--- Exercise objective ---
Please write out the complete listing that follows, exactly as it reads.

--- Supplied data ---
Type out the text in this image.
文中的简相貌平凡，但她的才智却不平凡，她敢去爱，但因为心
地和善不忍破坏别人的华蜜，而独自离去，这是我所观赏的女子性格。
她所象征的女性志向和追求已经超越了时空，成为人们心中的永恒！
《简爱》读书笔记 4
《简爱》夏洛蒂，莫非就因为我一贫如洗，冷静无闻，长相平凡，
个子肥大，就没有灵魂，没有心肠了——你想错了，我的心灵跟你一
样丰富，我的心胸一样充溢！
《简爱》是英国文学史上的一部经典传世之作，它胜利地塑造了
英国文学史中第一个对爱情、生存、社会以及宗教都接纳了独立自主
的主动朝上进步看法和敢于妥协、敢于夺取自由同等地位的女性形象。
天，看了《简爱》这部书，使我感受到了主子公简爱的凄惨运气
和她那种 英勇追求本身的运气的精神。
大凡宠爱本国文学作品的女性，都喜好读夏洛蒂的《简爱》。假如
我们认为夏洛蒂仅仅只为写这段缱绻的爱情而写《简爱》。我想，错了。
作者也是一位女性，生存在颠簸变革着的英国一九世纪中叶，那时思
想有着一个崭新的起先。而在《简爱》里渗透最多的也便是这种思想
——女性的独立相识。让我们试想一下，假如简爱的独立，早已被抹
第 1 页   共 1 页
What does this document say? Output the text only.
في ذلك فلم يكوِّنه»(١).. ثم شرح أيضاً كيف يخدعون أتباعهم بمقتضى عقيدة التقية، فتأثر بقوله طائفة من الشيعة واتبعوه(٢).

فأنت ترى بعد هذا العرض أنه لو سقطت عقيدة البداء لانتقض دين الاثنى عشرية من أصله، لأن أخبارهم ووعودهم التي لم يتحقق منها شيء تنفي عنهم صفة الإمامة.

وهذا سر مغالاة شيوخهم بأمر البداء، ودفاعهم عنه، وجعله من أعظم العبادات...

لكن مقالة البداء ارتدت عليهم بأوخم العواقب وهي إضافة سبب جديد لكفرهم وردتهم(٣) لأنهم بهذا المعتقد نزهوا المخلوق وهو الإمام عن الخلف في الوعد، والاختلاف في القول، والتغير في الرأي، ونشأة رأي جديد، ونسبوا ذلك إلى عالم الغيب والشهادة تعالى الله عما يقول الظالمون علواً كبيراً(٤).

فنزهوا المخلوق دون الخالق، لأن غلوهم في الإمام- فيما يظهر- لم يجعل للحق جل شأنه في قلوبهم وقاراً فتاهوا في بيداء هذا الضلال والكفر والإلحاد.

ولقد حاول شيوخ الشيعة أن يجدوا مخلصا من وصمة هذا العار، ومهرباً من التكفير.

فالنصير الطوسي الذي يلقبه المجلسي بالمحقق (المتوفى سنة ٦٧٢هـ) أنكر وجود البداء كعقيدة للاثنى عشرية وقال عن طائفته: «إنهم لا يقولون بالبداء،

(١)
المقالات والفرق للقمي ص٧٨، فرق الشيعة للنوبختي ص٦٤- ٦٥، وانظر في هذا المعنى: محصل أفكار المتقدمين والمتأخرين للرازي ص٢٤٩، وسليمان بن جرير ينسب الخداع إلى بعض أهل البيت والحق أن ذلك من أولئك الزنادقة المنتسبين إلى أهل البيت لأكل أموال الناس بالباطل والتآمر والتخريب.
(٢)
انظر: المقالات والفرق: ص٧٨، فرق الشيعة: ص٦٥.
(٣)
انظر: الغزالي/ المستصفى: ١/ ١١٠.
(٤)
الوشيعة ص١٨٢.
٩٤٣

--- Written solution ---
Type out the text in this image.
文中的简相貌平凡，但她的才智却不平凡，她敢去爱，但因为心
地和善不忍破坏别人的华蜜，而独自离去，这是我所观赏的女子性格。
她所象征的女性志向和追求已经超越了时空，成为人们心中的永恒！
《简爱》读书笔记 4
《简爱》夏洛蒂，莫非就因为我一贫如洗，冷静无闻，长相平凡，
个子肥大，就没有灵魂，没有心肠了——你想错了，我的心灵跟你一
样丰富，我的心胸一样充溢！
《简爱》是英国文学史上的一部经典传世之作，它胜利地塑造了
英国文学史中第一个对爱情、生存、社会以及宗教都接纳了独立自主
的主动朝上进步看法和敢于妥协、敢于夺取自由同等地位的女性形象。
天，看了《简爱》这部书，使我感受到了主子公简爱的凄惨运气
和她那种 英勇追求本身的运气的精神。
大凡宠爱本国文学作品的女性，都喜好读夏洛蒂的《简爱》。假如
我们认为夏洛蒂仅仅只为写这段缱绻的爱情而写《简爱》。我想，错了。
作者也是一位女性，生存在颠簸变革着的英国一九世纪中叶，那时思
想有着一个崭新的起先。而在《简爱》里渗透最多的也便是这种思想
——女性的独立相识。让我们试想一下，假如简爱的独立，早已被抹
第 1 页   共 1 页
What does this document say? Output the text only.
في ذلك فلم يكوِّنه»(١).. ثم شرح أيضاً كيف يخدعون أتباعهم بمقتضى عقيدة التقية، فتأثر بقوله طائفة من الشيعة واتبعوه(٢).

فأنت ترى بعد هذا العرض أنه لو سقطت عقيدة البداء لانتقض دين الاثنى عشرية من أصله، لأن أخبارهم ووعودهم التي لم يتحقق منها شيء تنفي عنهم صفة الإمامة.

وهذا سر مغالاة شيوخهم بأمر البداء، ودفاعهم عنه، وجعله من أعظم العبادات...

لكن مقالة البداء ارتدت عليهم بأوخم العواقب وهي إضافة سبب جديد لكفرهم وردتهم(٣) لأنهم بهذا المعتقد نزهوا المخلوق وهو الإمام عن الخلف في الوعد، والاختلاف في القول، والتغير في الرأي، ونشأة رأي جديد، ونسبوا ذلك إلى عالم الغيب والشهادة تعالى الله عما يقول الظالمون علواً كبيراً(٤).

فنزهوا المخلوق دون الخالق، لأن غلوهم في الإمام- فيما يظهر- لم يجعل للحق جل شأنه في قلوبهم وقاراً فتاهوا في بيداء هذا الضلال والكفر والإلحاد.

ولقد حاول شيوخ الشيعة أن يجدوا مخلصا من وصمة هذا العار، ومهرباً من التكفير.

فالنصير الطوسي الذي يلقبه المجلسي بالمحقق (المتوفى سنة ٦٧٢هـ) أنكر وجود البداء كعقيدة للاثنى عشرية وقال عن طائفته: «إنهم لا يقولون بالبداء،

(١)
المقالات والفرق للقمي ص٧٨، فرق الشيعة للنوبختي ص٦٤- ٦٥، وانظر في هذا المعنى: محصل أفكار المتقدمين والمتأخرين للرازي ص٢٤٩، وسليمان بن جرير ينسب الخداع إلى بعض أهل البيت والحق أن ذلك من أولئك الزنادقة المنتسبين إلى أهل البيت لأكل أموال الناس بالباطل والتآمر والتخريب.
(٢)
انظر: المقالات والفرق: ص٧٨، فرق الشيعة: ص٦٥.
(٣)
انظر: الغزالي/ المستصفى: ١/ ١١٠.
(٤)
الوشيعة ص١٨٢.
٩٤٣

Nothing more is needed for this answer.